### WHAT YOU WILL DO:
Copy the data precisely, character for character, and leave out every picture.

Records from a data source
-----

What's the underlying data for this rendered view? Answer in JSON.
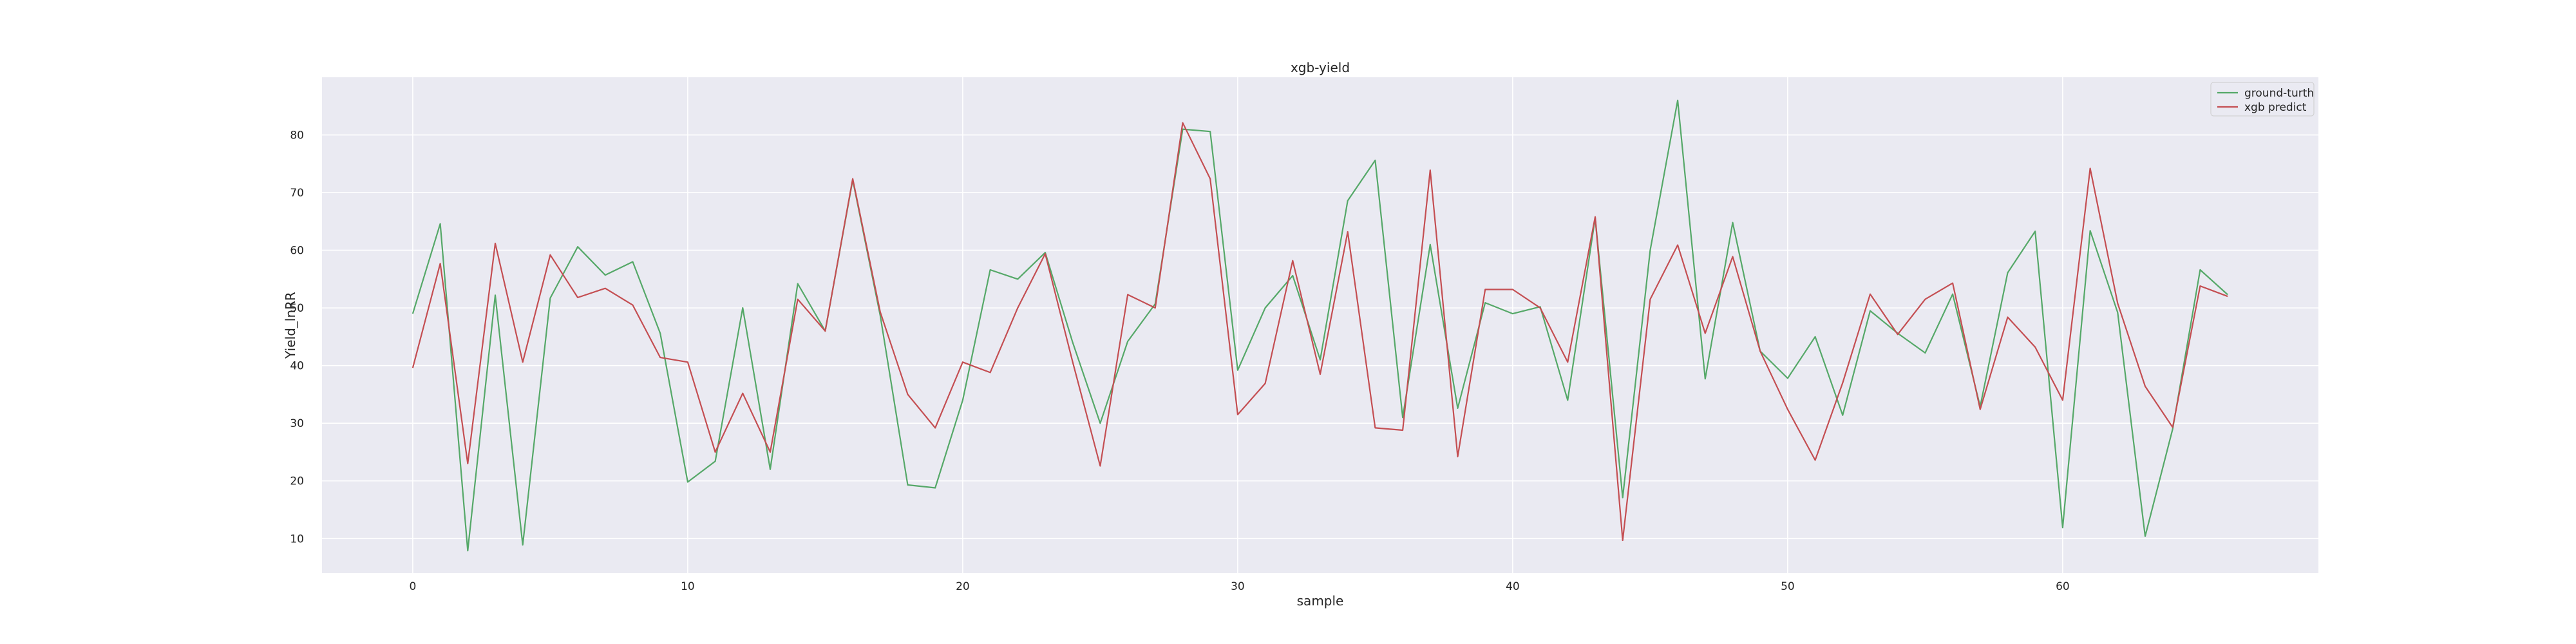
{
  "chart_data": {
    "type": "line",
    "title": "xgb-yield",
    "xlabel": "sample",
    "ylabel": "Yield_lnRR",
    "xlim": [
      -3.3,
      69.3
    ],
    "ylim": [
      4.0,
      90.0
    ],
    "xticks": [
      0,
      10,
      20,
      30,
      40,
      50,
      60
    ],
    "yticks": [
      10,
      20,
      30,
      40,
      50,
      60,
      70,
      80
    ],
    "grid": true,
    "background": "#eaeaf2",
    "legend_position": "top-right",
    "x": [
      0,
      1,
      2,
      3,
      4,
      5,
      6,
      7,
      8,
      9,
      10,
      11,
      12,
      13,
      14,
      15,
      16,
      17,
      18,
      19,
      20,
      21,
      22,
      23,
      24,
      25,
      26,
      27,
      28,
      29,
      30,
      31,
      32,
      33,
      34,
      35,
      36,
      37,
      38,
      39,
      40,
      41,
      42,
      43,
      44,
      45,
      46,
      47,
      48,
      49,
      50,
      51,
      52,
      53,
      54,
      55,
      56,
      57,
      58,
      59,
      60,
      61,
      62,
      63,
      64,
      65,
      66
    ],
    "series": [
      {
        "name": "ground-turth",
        "color": "#55a868",
        "values": [
          49.0,
          64.6,
          7.9,
          52.2,
          8.9,
          51.7,
          60.6,
          55.7,
          58.0,
          45.6,
          19.8,
          23.4,
          50.0,
          22.0,
          54.2,
          46.0,
          72.2,
          48.7,
          19.3,
          18.8,
          34.0,
          56.6,
          55.0,
          59.6,
          44.0,
          30.0,
          44.2,
          50.7,
          81.0,
          80.6,
          39.2,
          50.0,
          55.6,
          41.0,
          68.6,
          75.6,
          31.0,
          61.0,
          32.6,
          50.9,
          49.0,
          50.2,
          34.0,
          65.6,
          17.1,
          60.0,
          86.0,
          37.7,
          64.8,
          42.5,
          37.8,
          45.0,
          31.4,
          49.5,
          45.6,
          42.2,
          52.4,
          32.9,
          56.1,
          63.3,
          11.9,
          63.4,
          49.2,
          10.4,
          29.0,
          56.6,
          52.3
        ]
      },
      {
        "name": "xgb predict",
        "color": "#c44e52",
        "values": [
          39.6,
          57.7,
          23.0,
          61.2,
          40.6,
          59.2,
          51.8,
          53.4,
          50.5,
          41.4,
          40.6,
          25.0,
          35.2,
          25.0,
          51.5,
          46.0,
          72.4,
          49.3,
          35.0,
          29.2,
          40.6,
          38.8,
          50.0,
          59.4,
          40.6,
          22.6,
          52.3,
          50.0,
          82.1,
          72.4,
          31.5,
          36.9,
          58.2,
          38.5,
          63.2,
          29.2,
          28.8,
          73.9,
          24.2,
          53.2,
          53.2,
          50.0,
          40.6,
          65.8,
          9.7,
          51.5,
          60.9,
          45.6,
          58.9,
          42.5,
          32.4,
          23.6,
          37.0,
          52.4,
          45.4,
          51.5,
          54.3,
          32.4,
          48.4,
          43.2,
          34.0,
          74.2,
          50.8,
          36.4,
          29.3,
          53.8,
          52.0
        ]
      }
    ]
  }
}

-----

### TASK SOLUTION:
What's the underlying data for this rendered view? Answer in JSON.
{
  "chart_data": {
    "type": "line",
    "title": "xgb-yield",
    "xlabel": "sample",
    "ylabel": "Yield_lnRR",
    "xlim": [
      -3.3,
      69.3
    ],
    "ylim": [
      4.0,
      90.0
    ],
    "xticks": [
      0,
      10,
      20,
      30,
      40,
      50,
      60
    ],
    "yticks": [
      10,
      20,
      30,
      40,
      50,
      60,
      70,
      80
    ],
    "grid": true,
    "background": "#eaeaf2",
    "legend_position": "top-right",
    "x": [
      0,
      1,
      2,
      3,
      4,
      5,
      6,
      7,
      8,
      9,
      10,
      11,
      12,
      13,
      14,
      15,
      16,
      17,
      18,
      19,
      20,
      21,
      22,
      23,
      24,
      25,
      26,
      27,
      28,
      29,
      30,
      31,
      32,
      33,
      34,
      35,
      36,
      37,
      38,
      39,
      40,
      41,
      42,
      43,
      44,
      45,
      46,
      47,
      48,
      49,
      50,
      51,
      52,
      53,
      54,
      55,
      56,
      57,
      58,
      59,
      60,
      61,
      62,
      63,
      64,
      65,
      66
    ],
    "series": [
      {
        "name": "ground-turth",
        "color": "#55a868",
        "values": [
          49.0,
          64.6,
          7.9,
          52.2,
          8.9,
          51.7,
          60.6,
          55.7,
          58.0,
          45.6,
          19.8,
          23.4,
          50.0,
          22.0,
          54.2,
          46.0,
          72.2,
          48.7,
          19.3,
          18.8,
          34.0,
          56.6,
          55.0,
          59.6,
          44.0,
          30.0,
          44.2,
          50.7,
          81.0,
          80.6,
          39.2,
          50.0,
          55.6,
          41.0,
          68.6,
          75.6,
          31.0,
          61.0,
          32.6,
          50.9,
          49.0,
          50.2,
          34.0,
          65.6,
          17.1,
          60.0,
          86.0,
          37.7,
          64.8,
          42.5,
          37.8,
          45.0,
          31.4,
          49.5,
          45.6,
          42.2,
          52.4,
          32.9,
          56.1,
          63.3,
          11.9,
          63.4,
          49.2,
          10.4,
          29.0,
          56.6,
          52.3
        ]
      },
      {
        "name": "xgb predict",
        "color": "#c44e52",
        "values": [
          39.6,
          57.7,
          23.0,
          61.2,
          40.6,
          59.2,
          51.8,
          53.4,
          50.5,
          41.4,
          40.6,
          25.0,
          35.2,
          25.0,
          51.5,
          46.0,
          72.4,
          49.3,
          35.0,
          29.2,
          40.6,
          38.8,
          50.0,
          59.4,
          40.6,
          22.6,
          52.3,
          50.0,
          82.1,
          72.4,
          31.5,
          36.9,
          58.2,
          38.5,
          63.2,
          29.2,
          28.8,
          73.9,
          24.2,
          53.2,
          53.2,
          50.0,
          40.6,
          65.8,
          9.7,
          51.5,
          60.9,
          45.6,
          58.9,
          42.5,
          32.4,
          23.6,
          37.0,
          52.4,
          45.4,
          51.5,
          54.3,
          32.4,
          48.4,
          43.2,
          34.0,
          74.2,
          50.8,
          36.4,
          29.3,
          53.8,
          52.0
        ]
      }
    ]
  }
}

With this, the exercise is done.